__EXERCISE REQUIREMENTS__
From the listing below, pull each line that includes "WHERE".

# start of GIVEN DATA

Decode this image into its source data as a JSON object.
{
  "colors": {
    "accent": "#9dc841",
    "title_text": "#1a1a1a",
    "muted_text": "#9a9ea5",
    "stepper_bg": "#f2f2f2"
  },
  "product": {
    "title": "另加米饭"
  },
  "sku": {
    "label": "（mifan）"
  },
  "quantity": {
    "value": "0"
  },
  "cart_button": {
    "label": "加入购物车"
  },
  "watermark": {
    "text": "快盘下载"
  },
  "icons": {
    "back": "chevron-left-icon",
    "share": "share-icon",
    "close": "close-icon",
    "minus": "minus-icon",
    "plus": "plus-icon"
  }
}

# end of GIVEN DATA
# start of GIVEN DATA

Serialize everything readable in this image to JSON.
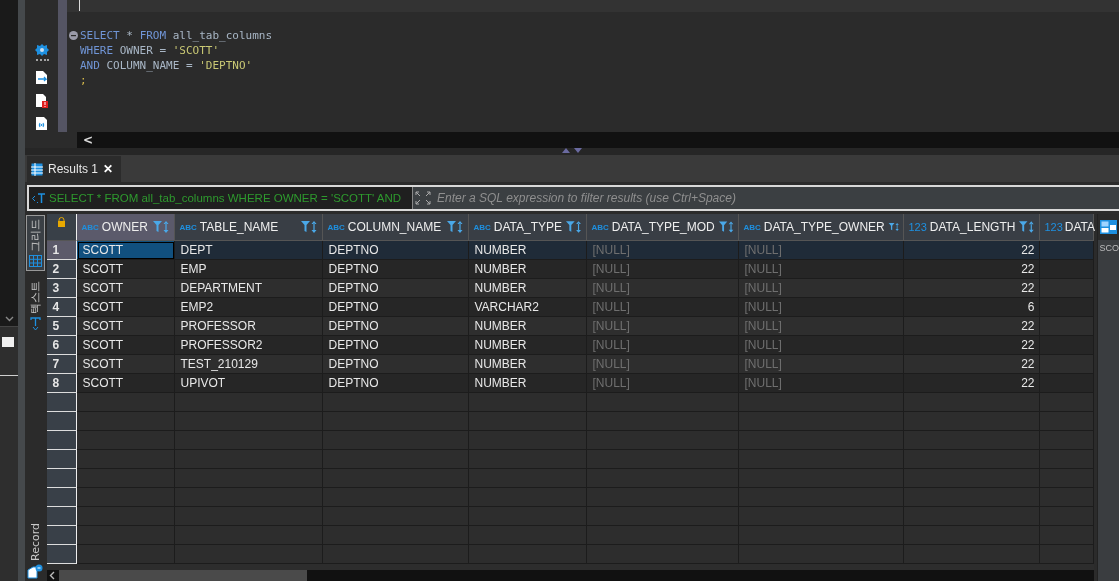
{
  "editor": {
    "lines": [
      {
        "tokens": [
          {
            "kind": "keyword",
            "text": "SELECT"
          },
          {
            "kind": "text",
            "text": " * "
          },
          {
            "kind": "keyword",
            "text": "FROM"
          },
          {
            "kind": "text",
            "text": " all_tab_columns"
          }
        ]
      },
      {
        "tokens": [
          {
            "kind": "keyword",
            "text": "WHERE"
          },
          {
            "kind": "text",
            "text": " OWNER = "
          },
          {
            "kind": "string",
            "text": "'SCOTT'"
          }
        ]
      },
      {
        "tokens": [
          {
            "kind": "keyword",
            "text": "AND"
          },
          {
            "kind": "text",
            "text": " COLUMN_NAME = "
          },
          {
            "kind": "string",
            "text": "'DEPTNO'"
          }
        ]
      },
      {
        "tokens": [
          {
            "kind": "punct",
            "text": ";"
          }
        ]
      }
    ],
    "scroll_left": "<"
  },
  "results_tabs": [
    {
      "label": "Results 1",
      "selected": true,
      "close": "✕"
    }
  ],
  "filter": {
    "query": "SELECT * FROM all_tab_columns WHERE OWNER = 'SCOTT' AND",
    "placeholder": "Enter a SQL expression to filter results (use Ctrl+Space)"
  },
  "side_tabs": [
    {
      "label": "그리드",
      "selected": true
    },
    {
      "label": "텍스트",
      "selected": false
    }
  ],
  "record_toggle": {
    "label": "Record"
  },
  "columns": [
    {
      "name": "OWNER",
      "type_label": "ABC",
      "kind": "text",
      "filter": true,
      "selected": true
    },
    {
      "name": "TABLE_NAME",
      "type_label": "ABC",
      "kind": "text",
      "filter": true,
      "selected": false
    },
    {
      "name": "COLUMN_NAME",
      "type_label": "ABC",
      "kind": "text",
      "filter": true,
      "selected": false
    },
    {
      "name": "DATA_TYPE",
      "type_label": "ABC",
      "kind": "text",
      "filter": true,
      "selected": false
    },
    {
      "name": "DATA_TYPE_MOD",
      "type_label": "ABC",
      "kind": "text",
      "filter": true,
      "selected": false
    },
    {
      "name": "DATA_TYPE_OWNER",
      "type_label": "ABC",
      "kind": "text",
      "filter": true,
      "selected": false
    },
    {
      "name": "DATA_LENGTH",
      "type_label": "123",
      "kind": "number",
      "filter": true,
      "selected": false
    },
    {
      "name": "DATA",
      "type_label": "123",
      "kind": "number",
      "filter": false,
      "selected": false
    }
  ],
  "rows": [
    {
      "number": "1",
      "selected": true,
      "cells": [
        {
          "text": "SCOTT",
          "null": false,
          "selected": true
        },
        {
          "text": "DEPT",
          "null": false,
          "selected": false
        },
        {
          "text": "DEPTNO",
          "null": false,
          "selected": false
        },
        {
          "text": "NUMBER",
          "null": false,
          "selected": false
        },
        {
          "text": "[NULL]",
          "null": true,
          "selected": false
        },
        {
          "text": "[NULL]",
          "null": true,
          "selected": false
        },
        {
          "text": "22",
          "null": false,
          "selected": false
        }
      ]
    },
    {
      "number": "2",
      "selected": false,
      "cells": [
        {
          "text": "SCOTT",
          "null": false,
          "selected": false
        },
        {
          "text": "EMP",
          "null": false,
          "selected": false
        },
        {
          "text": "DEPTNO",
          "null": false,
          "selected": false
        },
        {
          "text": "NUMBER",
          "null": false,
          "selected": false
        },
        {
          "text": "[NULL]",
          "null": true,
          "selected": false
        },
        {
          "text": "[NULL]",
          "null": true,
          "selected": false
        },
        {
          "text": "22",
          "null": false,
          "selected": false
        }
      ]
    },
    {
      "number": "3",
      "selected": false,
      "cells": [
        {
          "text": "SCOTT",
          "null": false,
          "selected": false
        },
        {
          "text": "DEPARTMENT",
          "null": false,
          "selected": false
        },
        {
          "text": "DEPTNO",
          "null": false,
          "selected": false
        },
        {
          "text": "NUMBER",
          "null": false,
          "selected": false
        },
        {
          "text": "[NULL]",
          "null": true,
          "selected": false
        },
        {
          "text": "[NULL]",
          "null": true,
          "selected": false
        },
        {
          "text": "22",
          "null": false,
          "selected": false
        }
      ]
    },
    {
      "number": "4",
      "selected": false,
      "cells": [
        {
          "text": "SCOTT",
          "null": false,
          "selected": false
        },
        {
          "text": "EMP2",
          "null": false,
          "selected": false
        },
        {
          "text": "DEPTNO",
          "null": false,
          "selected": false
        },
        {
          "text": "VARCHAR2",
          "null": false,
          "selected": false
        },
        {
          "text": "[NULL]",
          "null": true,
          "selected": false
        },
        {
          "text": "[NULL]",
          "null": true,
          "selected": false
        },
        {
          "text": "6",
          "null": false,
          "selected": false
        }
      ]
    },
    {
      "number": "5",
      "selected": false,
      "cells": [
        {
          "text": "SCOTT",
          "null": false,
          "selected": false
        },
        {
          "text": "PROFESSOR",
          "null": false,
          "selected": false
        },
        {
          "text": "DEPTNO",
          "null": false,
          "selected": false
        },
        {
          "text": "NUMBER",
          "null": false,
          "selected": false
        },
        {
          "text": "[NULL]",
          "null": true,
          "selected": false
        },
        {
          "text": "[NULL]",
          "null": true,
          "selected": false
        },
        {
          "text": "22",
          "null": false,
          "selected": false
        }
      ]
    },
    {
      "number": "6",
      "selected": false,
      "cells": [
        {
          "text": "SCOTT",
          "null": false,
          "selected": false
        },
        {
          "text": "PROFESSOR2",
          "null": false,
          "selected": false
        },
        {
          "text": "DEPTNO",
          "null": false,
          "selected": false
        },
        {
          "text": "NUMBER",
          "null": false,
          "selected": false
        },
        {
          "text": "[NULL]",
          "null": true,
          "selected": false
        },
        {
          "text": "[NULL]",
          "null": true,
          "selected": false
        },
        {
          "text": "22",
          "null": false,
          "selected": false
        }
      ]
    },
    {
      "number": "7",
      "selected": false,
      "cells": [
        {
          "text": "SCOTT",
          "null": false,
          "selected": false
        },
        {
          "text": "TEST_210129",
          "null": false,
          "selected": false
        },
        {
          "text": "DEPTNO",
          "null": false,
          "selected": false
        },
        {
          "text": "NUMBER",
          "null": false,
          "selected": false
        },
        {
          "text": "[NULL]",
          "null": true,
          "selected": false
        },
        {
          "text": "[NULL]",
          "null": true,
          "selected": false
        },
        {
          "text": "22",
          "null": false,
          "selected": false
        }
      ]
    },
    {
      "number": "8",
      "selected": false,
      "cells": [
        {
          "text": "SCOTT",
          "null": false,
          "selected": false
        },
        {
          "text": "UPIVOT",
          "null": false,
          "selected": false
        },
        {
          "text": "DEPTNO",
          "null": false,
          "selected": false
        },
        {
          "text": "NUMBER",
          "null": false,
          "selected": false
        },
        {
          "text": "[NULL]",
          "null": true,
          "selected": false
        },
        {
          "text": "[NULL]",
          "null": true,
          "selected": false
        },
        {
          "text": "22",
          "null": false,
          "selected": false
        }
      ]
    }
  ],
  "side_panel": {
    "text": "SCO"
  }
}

# end of GIVEN DATA

__WRITTEN REPLY__
            "text": "WHERE"
    "query": "SELECT * FROM all_tab_columns WHERE OWNER = 'SCOTT' AND",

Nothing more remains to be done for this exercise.